** START WORKING DATA **
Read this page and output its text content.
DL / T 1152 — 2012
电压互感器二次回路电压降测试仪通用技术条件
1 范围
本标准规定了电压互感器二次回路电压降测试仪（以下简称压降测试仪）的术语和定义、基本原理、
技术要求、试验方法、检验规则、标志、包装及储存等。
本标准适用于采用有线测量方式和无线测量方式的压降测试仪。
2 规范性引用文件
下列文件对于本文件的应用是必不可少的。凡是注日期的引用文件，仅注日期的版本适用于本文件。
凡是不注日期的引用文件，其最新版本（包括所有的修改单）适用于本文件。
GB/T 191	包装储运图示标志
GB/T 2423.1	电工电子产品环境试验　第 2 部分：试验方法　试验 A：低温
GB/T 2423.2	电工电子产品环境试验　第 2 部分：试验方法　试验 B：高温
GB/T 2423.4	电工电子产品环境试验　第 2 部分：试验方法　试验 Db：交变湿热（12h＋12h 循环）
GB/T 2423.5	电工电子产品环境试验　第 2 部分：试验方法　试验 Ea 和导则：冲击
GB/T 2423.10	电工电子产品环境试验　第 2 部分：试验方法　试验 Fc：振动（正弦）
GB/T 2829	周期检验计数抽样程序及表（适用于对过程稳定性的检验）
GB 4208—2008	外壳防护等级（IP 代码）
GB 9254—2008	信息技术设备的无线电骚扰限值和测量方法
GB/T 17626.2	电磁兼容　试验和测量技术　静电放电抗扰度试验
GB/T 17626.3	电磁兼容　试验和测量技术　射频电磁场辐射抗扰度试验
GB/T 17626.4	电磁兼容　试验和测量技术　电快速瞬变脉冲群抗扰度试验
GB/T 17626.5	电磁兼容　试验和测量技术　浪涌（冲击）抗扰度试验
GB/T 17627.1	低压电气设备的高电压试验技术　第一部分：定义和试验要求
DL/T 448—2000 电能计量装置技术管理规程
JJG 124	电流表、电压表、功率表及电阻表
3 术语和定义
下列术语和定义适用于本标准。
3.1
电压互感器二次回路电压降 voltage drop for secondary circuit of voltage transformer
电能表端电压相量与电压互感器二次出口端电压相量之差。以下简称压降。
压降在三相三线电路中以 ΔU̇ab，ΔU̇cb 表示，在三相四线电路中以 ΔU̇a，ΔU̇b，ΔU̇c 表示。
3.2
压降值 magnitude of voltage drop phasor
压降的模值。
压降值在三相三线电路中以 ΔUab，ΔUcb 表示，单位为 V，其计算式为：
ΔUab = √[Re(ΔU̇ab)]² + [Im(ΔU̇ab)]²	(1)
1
** END WORKING DATA **
AIM OF THE EXERCISE — For each line of the entries that includes "ΔUab", show that line.

EXERCISE RESPONSE —
压降值在三相三线电路中以 ΔUab，ΔUcb 表示，单位为 V，其计算式为：
ΔUab = √[Re(ΔU̇ab)]² + [Im(ΔU̇ab)]²	(1)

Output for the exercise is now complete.